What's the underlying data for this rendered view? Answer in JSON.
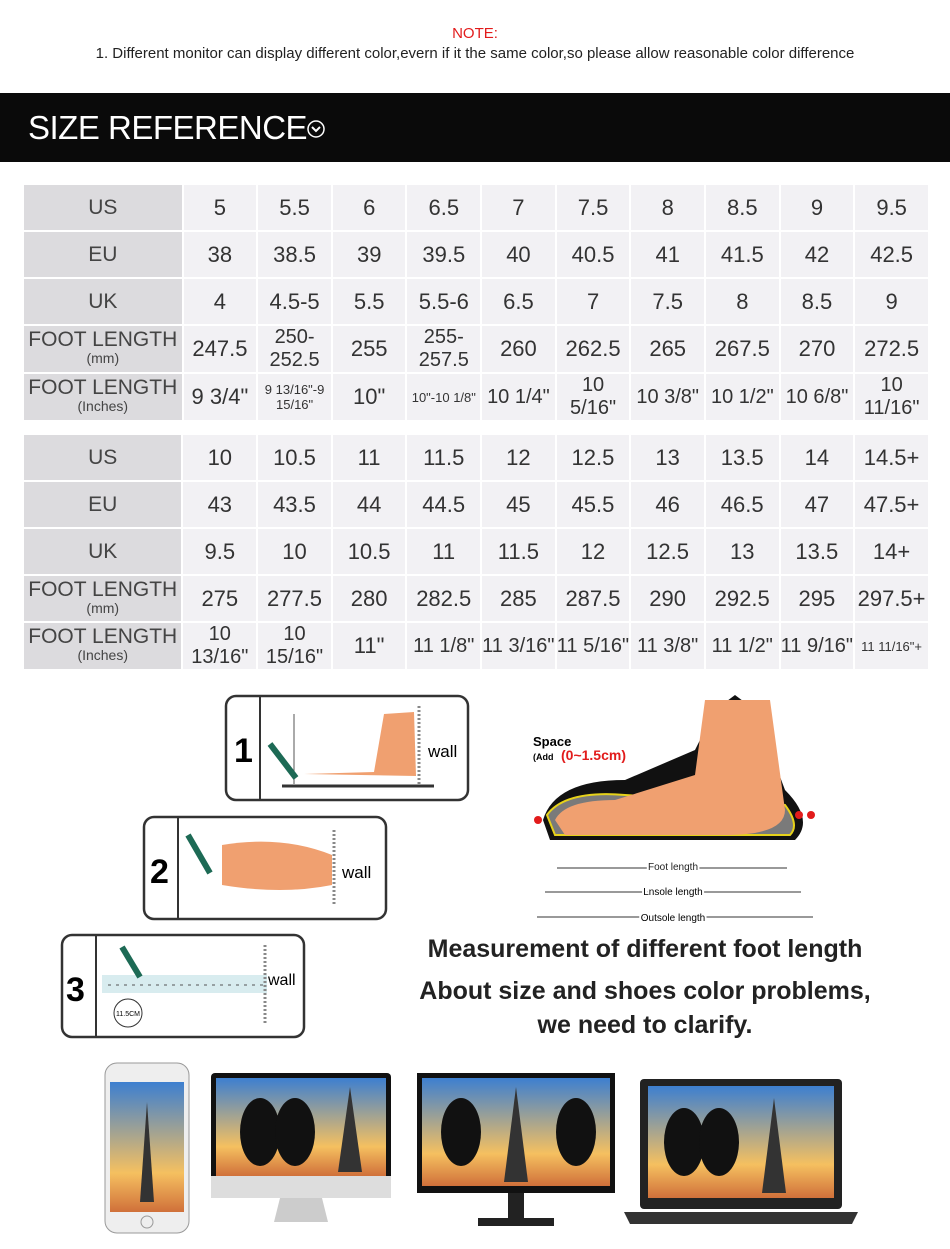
{
  "note": {
    "title": "NOTE:",
    "text": "1. Different monitor can display different color,evern if it the same color,so please allow reasonable color difference"
  },
  "header": {
    "title": "SIZE REFERENCE",
    "icon": "chevron-down-circle-icon"
  },
  "tables": [
    {
      "rows": [
        {
          "label": "US",
          "sub": "",
          "cells": [
            "5",
            "5.5",
            "6",
            "6.5",
            "7",
            "7.5",
            "8",
            "8.5",
            "9",
            "9.5"
          ]
        },
        {
          "label": "EU",
          "sub": "",
          "cells": [
            "38",
            "38.5",
            "39",
            "39.5",
            "40",
            "40.5",
            "41",
            "41.5",
            "42",
            "42.5"
          ]
        },
        {
          "label": "UK",
          "sub": "",
          "cells": [
            "4",
            "4.5-5",
            "5.5",
            "5.5-6",
            "6.5",
            "7",
            "7.5",
            "8",
            "8.5",
            "9"
          ]
        },
        {
          "label": "FOOT LENGTH",
          "sub": "(mm)",
          "cells": [
            "247.5",
            "250-252.5",
            "255",
            "255-257.5",
            "260",
            "262.5",
            "265",
            "267.5",
            "270",
            "272.5"
          ]
        },
        {
          "label": "FOOT LENGTH",
          "sub": "(Inches)",
          "cells": [
            "9 3/4\"",
            "9 13/16\"-9 15/16\"",
            "10\"",
            "10\"-10 1/8\"",
            "10 1/4\"",
            "10 5/16\"",
            "10 3/8\"",
            "10 1/2\"",
            "10 6/8\"",
            "10 11/16\""
          ]
        }
      ]
    },
    {
      "rows": [
        {
          "label": "US",
          "sub": "",
          "cells": [
            "10",
            "10.5",
            "11",
            "11.5",
            "12",
            "12.5",
            "13",
            "13.5",
            "14",
            "14.5+"
          ]
        },
        {
          "label": "EU",
          "sub": "",
          "cells": [
            "43",
            "43.5",
            "44",
            "44.5",
            "45",
            "45.5",
            "46",
            "46.5",
            "47",
            "47.5+"
          ]
        },
        {
          "label": "UK",
          "sub": "",
          "cells": [
            "9.5",
            "10",
            "10.5",
            "11",
            "11.5",
            "12",
            "12.5",
            "13",
            "13.5",
            "14+"
          ]
        },
        {
          "label": "FOOT LENGTH",
          "sub": "(mm)",
          "cells": [
            "275",
            "277.5",
            "280",
            "282.5",
            "285",
            "287.5",
            "290",
            "292.5",
            "295",
            "297.5+"
          ]
        },
        {
          "label": "FOOT LENGTH",
          "sub": "(Inches)",
          "cells": [
            "10 13/16\"",
            "10 15/16\"",
            "11\"",
            "11 1/8\"",
            "11 3/16\"",
            "11 5/16\"",
            "11 3/8\"",
            "11 1/2\"",
            "11 9/16\"",
            "11 11/16\"+"
          ]
        }
      ]
    }
  ],
  "steps": [
    {
      "num": "1",
      "wall": "wall"
    },
    {
      "num": "2",
      "wall": "wall"
    },
    {
      "num": "3",
      "wall": "wall",
      "ruler": "11.5CM"
    }
  ],
  "shoe_diagram": {
    "space": "Space",
    "add_prefix": "(Add",
    "add_range": "(0~1.5cm)",
    "foot_length": "Foot length",
    "insole_length": "Lnsole length",
    "outsole_length": "Outsole length"
  },
  "caption": {
    "line1": "Measurement of different foot length",
    "line2": "About size and shoes color problems,",
    "line3": "we need to clarify."
  },
  "colors": {
    "note": "#e21b1b",
    "band": "#0a0a0a",
    "header_cell": "#dcdbde",
    "cell": "#f2f1f4",
    "foot": "#f0a070"
  }
}
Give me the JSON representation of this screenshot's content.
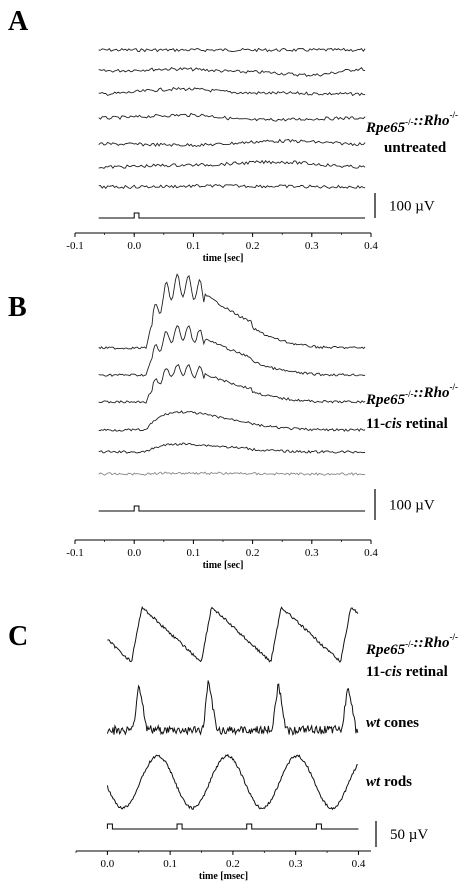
{
  "chart_data": [
    {
      "panel": "A",
      "type": "line",
      "xlabel": "time [sec]",
      "xlim": [
        -0.1,
        0.4
      ],
      "xticks": [
        "-0.1",
        "0.0",
        "0.1",
        "0.2",
        "0.3",
        "0.4"
      ],
      "trace_labels": [
        {
          "parts": [
            {
              "text": "Rpe65",
              "italic": true
            },
            {
              "text": "-/-",
              "sup": true
            },
            {
              "text": "::",
              "italic": true
            },
            {
              "text": "Rho",
              "italic": true
            },
            {
              "text": "-/-",
              "sup": true
            }
          ]
        },
        {
          "parts": [
            {
              "text": "untreated",
              "italic": false
            }
          ]
        }
      ],
      "scale_bar": "100 µV",
      "series": [
        {
          "x": [
            -0.06,
            0.39
          ],
          "y": [
            0,
            0
          ],
          "shape": "flat"
        },
        {
          "x": [
            -0.06,
            0.07,
            0.2,
            0.3,
            0.39
          ],
          "y": [
            0,
            2,
            -1,
            -4,
            2
          ],
          "shape": "slow"
        },
        {
          "x": [
            -0.06,
            0.08,
            0.2,
            0.39
          ],
          "y": [
            0,
            5,
            1,
            0
          ],
          "shape": "slow"
        },
        {
          "x": [
            -0.06,
            0.1,
            0.2,
            0.39
          ],
          "y": [
            0,
            3,
            -2,
            0
          ],
          "shape": "slow"
        },
        {
          "x": [
            -0.06,
            0.1,
            0.25,
            0.39
          ],
          "y": [
            0,
            -1,
            3,
            0
          ],
          "shape": "slow"
        },
        {
          "x": [
            -0.06,
            0.1,
            0.24,
            0.39
          ],
          "y": [
            0,
            2,
            5,
            0
          ],
          "shape": "slow"
        },
        {
          "x": [
            -0.06,
            0.15,
            0.39
          ],
          "y": [
            0,
            1,
            0
          ],
          "shape": "slow"
        }
      ],
      "stimulus": {
        "onset": 0.0,
        "width": 0.008
      }
    },
    {
      "panel": "B",
      "type": "line",
      "xlabel": "time [sec]",
      "xlim": [
        -0.1,
        0.4
      ],
      "xticks": [
        "-0.1",
        "0.0",
        "0.1",
        "0.2",
        "0.3",
        "0.4"
      ],
      "trace_labels": [
        {
          "parts": [
            {
              "text": "Rpe65",
              "italic": true
            },
            {
              "text": "-/-",
              "sup": true
            },
            {
              "text": "::",
              "italic": true
            },
            {
              "text": "Rho",
              "italic": true
            },
            {
              "text": "-/-",
              "sup": true
            }
          ]
        },
        {
          "parts": [
            {
              "text": "11-",
              "italic": false
            },
            {
              "text": "cis",
              "italic": true
            },
            {
              "text": " retinal",
              "italic": false
            }
          ]
        }
      ],
      "scale_bar": "100 µV",
      "series": [
        {
          "amplitude": 62,
          "oscillatory": true
        },
        {
          "amplitude": 42,
          "oscillatory": true
        },
        {
          "amplitude": 32,
          "oscillatory": true
        },
        {
          "amplitude": 18,
          "oscillatory": false
        },
        {
          "amplitude": 8,
          "oscillatory": false
        },
        {
          "amplitude": 1,
          "oscillatory": false,
          "color": "#888888"
        }
      ],
      "stimulus": {
        "onset": 0.0,
        "width": 0.008
      }
    },
    {
      "panel": "C",
      "type": "line",
      "xlabel": "time [msec]",
      "xlim": [
        -0.05,
        0.42
      ],
      "xticks": [
        "0.0",
        "0.1",
        "0.2",
        "0.3",
        "0.4"
      ],
      "scale_bar": "50 µV",
      "series": [
        {
          "label_parts": [
            {
              "text": "Rpe65",
              "italic": true
            },
            {
              "text": "-/-",
              "sup": true
            },
            {
              "text": "::",
              "italic": true
            },
            {
              "text": "Rho",
              "italic": true
            },
            {
              "text": "-/-",
              "sup": true
            }
          ],
          "label_line2": [
            {
              "text": "11-",
              "italic": false
            },
            {
              "text": "cis",
              "italic": true
            },
            {
              "text": " retinal",
              "italic": false
            }
          ],
          "period": 0.111,
          "peak_phase": 0.055,
          "amplitude": 55,
          "shape": "sawtooth"
        },
        {
          "label_parts": [
            {
              "text": "wt",
              "italic": true
            },
            {
              "text": "  cones",
              "italic": false
            }
          ],
          "period": 0.111,
          "peak_phase": 0.05,
          "amplitude": 48,
          "shape": "spike"
        },
        {
          "label_parts": [
            {
              "text": "wt",
              "italic": true
            },
            {
              "text": "  rods",
              "italic": false
            }
          ],
          "period": 0.111,
          "peak_phase": 0.08,
          "amplitude": 52,
          "shape": "wave"
        }
      ],
      "stimulus": {
        "onsets": [
          0.0,
          0.111,
          0.222,
          0.333
        ],
        "width": 0.008
      }
    }
  ]
}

**WORK TO COMPLETE:** Work out the number of lines in this listing that include the word "amplitude". Reply with that number only.

**ANSWER:** 9